- _TO BE DONE_
Send back all the data below, exactly as given.

- _EXTRACTED RECORDS_

━━━━━━━━━━━━━━━━

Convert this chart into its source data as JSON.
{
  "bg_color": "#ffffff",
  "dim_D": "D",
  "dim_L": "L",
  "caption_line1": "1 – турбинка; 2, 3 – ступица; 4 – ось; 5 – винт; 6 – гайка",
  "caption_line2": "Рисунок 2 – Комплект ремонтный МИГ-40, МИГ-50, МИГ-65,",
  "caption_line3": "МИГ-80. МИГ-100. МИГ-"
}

━━━━━━━━━━━━━━━━

- _CORRECT ANSWER_
Convert this chart into its source data as JSON.
{
  "bg_color": "#ffffff",
  "dim_D": "D",
  "dim_L": "L",
  "caption_line1": "1 – турбинка; 2, 3 – ступица; 4 – ось; 5 – винт; 6 – гайка",
  "caption_line2": "Рисунок 2 – Комплект ремонтный МИГ-40, МИГ-50, МИГ-65,",
  "caption_line3": "МИГ-80. МИГ-100. МИГ-"
}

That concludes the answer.